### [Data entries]
----------
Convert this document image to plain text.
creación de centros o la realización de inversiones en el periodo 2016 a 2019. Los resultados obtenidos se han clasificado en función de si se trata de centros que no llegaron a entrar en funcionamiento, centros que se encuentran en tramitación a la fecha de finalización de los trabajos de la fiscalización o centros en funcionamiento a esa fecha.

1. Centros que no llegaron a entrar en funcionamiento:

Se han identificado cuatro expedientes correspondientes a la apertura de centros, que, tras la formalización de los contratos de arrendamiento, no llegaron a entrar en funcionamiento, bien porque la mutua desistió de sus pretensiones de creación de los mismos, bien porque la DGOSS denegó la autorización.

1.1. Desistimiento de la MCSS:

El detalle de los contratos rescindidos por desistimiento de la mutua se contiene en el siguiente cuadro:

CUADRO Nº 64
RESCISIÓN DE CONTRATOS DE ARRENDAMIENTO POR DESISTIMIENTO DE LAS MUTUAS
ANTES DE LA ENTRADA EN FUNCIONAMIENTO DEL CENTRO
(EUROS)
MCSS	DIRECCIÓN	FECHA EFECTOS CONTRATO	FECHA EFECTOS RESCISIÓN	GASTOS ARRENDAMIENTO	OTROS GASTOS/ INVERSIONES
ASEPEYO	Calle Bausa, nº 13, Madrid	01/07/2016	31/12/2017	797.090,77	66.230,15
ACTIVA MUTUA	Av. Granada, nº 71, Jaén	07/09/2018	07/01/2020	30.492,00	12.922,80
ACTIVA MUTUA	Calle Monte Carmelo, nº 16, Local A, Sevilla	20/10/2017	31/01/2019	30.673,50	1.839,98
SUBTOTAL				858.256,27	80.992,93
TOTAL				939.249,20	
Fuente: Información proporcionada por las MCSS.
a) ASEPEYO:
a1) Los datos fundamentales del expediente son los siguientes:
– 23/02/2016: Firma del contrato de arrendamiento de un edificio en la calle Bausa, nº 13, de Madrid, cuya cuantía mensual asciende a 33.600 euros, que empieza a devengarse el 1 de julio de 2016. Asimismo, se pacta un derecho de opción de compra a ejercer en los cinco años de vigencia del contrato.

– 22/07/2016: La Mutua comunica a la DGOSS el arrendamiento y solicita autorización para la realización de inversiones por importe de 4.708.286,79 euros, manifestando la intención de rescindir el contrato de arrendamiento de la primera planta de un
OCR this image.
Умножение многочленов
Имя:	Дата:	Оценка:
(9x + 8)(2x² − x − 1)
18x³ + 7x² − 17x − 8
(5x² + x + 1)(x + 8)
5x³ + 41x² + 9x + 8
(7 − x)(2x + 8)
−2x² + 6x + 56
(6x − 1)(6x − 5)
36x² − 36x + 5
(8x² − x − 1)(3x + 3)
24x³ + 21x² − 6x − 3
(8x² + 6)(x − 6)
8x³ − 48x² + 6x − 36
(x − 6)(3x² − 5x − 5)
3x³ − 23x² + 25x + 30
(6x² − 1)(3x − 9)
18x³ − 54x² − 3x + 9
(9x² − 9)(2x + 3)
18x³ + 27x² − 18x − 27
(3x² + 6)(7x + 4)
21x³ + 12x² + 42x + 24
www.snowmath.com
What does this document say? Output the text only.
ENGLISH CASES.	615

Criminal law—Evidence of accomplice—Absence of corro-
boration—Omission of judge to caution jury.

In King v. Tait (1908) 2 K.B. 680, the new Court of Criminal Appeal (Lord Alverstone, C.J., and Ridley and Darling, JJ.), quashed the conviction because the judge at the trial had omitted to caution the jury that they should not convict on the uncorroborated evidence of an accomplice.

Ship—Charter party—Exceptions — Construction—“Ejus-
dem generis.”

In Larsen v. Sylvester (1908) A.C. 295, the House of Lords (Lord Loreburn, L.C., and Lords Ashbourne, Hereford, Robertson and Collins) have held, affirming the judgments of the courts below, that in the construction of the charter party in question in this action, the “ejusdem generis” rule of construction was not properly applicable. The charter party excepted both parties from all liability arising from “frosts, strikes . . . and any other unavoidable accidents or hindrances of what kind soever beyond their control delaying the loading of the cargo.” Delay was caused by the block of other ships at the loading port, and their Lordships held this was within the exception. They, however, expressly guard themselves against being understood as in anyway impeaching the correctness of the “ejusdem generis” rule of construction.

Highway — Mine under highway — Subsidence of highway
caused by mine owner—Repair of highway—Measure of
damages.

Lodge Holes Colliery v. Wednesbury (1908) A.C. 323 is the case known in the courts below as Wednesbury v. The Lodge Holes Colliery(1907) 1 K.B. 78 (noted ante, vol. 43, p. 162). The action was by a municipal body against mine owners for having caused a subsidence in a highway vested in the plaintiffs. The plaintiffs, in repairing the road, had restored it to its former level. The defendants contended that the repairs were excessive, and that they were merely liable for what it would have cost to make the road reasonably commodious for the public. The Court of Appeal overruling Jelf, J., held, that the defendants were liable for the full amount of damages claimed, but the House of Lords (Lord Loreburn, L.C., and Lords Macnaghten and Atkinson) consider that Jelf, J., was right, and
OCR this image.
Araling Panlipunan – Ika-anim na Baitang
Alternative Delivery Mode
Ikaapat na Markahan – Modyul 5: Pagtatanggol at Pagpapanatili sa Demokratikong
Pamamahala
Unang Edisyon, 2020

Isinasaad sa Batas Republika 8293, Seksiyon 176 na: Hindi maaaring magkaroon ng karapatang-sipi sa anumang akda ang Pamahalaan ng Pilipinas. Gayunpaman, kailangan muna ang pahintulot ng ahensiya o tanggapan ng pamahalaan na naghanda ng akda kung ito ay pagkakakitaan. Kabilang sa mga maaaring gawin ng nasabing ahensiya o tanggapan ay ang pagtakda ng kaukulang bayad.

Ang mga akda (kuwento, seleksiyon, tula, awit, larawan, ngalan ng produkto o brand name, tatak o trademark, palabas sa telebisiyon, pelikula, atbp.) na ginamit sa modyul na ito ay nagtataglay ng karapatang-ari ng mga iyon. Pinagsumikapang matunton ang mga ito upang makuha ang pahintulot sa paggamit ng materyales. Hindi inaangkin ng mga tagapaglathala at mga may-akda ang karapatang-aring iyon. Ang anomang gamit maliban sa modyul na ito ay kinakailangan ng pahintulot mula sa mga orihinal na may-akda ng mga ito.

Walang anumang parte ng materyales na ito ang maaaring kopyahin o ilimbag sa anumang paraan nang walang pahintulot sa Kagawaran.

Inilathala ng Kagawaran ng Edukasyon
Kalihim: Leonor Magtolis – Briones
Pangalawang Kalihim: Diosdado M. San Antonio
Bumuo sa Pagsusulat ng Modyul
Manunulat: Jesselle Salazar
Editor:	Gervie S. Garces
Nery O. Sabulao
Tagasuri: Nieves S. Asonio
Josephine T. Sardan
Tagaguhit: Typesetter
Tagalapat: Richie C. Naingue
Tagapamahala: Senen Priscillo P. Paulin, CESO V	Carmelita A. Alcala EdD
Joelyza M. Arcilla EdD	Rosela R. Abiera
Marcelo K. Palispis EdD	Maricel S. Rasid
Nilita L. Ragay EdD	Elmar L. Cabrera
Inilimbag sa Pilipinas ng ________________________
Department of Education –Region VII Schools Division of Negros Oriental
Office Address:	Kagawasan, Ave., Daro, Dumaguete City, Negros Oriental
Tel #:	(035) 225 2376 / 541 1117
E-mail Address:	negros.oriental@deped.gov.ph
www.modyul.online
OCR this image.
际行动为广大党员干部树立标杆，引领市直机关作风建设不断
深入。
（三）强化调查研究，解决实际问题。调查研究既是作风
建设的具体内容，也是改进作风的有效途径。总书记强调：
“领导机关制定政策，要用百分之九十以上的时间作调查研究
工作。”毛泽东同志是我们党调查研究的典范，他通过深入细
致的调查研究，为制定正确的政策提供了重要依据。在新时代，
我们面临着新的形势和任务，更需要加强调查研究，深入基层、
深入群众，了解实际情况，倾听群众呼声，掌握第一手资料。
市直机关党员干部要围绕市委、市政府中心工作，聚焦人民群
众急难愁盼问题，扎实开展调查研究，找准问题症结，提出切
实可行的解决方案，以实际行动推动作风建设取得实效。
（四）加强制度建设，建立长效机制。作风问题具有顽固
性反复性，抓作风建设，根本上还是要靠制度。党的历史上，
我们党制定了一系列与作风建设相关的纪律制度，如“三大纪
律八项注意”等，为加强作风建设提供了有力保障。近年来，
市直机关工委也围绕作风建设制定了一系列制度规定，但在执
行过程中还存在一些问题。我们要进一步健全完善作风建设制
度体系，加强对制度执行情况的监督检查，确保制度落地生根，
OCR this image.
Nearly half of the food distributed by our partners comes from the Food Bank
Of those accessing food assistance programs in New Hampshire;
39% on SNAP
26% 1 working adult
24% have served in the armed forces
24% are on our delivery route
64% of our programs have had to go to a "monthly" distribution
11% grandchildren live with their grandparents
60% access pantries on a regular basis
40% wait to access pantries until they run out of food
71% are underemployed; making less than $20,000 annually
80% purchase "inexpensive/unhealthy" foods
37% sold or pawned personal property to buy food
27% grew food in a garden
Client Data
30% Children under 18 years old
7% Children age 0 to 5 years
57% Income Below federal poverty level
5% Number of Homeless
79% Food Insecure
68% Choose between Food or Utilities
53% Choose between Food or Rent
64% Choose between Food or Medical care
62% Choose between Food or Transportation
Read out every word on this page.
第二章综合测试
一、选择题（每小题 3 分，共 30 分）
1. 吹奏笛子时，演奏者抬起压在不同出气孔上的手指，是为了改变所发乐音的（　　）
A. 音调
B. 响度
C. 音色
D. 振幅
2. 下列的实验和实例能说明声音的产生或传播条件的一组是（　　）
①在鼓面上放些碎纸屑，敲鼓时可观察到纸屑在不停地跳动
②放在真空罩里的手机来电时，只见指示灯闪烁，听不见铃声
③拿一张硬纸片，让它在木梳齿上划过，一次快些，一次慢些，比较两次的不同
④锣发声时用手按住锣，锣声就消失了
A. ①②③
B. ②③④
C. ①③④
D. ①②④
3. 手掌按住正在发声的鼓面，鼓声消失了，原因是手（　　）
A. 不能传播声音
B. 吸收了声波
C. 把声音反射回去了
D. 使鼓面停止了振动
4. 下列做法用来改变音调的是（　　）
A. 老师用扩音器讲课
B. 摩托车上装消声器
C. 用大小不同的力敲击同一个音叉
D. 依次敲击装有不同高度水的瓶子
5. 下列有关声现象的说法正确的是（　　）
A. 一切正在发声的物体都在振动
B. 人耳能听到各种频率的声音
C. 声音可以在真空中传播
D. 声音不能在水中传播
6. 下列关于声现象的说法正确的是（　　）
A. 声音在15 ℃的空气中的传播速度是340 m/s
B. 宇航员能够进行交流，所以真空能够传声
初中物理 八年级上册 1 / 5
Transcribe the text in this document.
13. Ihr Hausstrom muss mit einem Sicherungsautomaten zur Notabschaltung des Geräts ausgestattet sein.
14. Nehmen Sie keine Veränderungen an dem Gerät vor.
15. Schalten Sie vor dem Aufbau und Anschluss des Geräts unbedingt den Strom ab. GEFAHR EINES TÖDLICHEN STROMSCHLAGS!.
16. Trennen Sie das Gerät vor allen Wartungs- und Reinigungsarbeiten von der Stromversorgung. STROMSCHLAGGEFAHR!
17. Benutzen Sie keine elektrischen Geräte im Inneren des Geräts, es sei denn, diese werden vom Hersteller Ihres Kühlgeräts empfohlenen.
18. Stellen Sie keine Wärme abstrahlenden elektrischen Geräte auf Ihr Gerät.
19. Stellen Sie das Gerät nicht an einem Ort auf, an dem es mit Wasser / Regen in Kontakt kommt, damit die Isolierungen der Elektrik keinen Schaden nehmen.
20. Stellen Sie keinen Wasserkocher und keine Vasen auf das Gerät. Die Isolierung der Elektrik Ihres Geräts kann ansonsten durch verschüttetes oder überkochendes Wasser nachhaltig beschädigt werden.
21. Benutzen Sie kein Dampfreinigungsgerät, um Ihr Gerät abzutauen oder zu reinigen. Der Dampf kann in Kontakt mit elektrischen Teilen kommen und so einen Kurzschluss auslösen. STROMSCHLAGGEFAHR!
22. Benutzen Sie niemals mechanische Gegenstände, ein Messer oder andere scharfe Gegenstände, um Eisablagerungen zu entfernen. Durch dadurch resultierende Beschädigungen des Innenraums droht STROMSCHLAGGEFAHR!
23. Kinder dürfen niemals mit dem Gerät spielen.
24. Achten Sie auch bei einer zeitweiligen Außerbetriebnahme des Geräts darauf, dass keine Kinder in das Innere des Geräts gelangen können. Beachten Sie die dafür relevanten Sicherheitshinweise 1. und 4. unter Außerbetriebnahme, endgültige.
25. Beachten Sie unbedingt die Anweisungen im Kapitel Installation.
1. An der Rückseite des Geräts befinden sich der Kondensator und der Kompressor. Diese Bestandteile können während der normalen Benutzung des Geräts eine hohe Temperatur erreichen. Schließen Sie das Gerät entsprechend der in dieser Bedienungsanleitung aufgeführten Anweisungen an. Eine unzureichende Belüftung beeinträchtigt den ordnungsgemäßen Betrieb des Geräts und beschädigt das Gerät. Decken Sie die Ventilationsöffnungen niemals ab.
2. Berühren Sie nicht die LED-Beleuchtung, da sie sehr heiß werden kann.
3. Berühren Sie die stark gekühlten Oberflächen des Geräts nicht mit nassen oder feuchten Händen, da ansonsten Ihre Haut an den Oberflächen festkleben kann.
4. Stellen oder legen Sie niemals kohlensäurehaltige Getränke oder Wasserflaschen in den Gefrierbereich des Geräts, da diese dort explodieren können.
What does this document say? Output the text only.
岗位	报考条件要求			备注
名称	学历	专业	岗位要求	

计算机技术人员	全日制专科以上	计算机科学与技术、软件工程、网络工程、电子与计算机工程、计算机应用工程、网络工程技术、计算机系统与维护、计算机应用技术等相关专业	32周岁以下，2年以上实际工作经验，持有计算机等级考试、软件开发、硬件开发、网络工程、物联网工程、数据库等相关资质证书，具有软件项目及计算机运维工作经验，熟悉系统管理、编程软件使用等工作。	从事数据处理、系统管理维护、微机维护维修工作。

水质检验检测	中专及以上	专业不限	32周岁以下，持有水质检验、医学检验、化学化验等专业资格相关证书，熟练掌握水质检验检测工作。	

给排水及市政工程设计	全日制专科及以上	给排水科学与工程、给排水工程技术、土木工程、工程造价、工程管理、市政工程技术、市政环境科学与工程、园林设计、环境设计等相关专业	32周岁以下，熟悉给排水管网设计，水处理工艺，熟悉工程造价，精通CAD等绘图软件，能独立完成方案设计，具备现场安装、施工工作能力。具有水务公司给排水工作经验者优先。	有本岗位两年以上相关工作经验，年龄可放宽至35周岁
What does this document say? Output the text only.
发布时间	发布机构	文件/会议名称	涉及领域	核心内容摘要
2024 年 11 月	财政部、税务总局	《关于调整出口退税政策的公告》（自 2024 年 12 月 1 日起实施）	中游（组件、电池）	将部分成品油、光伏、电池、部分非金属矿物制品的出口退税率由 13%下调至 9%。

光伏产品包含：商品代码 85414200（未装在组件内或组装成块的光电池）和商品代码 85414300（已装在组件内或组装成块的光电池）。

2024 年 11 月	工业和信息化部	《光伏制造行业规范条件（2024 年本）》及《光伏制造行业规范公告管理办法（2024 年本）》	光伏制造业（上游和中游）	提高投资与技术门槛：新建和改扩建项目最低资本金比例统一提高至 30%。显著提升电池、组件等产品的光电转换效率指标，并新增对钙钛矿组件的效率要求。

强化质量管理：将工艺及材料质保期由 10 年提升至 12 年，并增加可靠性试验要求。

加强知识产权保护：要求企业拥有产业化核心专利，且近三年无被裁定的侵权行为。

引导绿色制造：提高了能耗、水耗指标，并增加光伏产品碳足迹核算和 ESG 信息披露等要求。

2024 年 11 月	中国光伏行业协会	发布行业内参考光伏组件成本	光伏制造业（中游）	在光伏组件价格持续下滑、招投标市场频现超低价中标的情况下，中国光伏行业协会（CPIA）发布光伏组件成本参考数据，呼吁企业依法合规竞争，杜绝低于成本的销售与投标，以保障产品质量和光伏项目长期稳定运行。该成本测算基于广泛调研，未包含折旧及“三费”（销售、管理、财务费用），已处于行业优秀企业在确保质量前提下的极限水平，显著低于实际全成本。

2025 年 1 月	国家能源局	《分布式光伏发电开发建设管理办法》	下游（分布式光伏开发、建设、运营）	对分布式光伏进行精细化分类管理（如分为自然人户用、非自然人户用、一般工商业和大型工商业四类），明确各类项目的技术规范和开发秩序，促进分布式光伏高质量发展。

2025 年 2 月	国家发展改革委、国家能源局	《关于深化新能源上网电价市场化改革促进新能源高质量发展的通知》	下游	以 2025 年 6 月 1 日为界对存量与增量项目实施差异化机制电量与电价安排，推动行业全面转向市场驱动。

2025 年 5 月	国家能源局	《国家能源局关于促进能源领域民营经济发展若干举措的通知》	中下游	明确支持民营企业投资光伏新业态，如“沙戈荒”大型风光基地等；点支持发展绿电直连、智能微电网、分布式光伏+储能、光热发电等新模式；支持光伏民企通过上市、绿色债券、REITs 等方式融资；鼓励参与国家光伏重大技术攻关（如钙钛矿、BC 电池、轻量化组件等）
----------
### [Exercise details]
Collect the lines that hold "pantries".

### [Solved exercise]
60% access pantries on a regular basis
40% wait to access pantries until they run out of food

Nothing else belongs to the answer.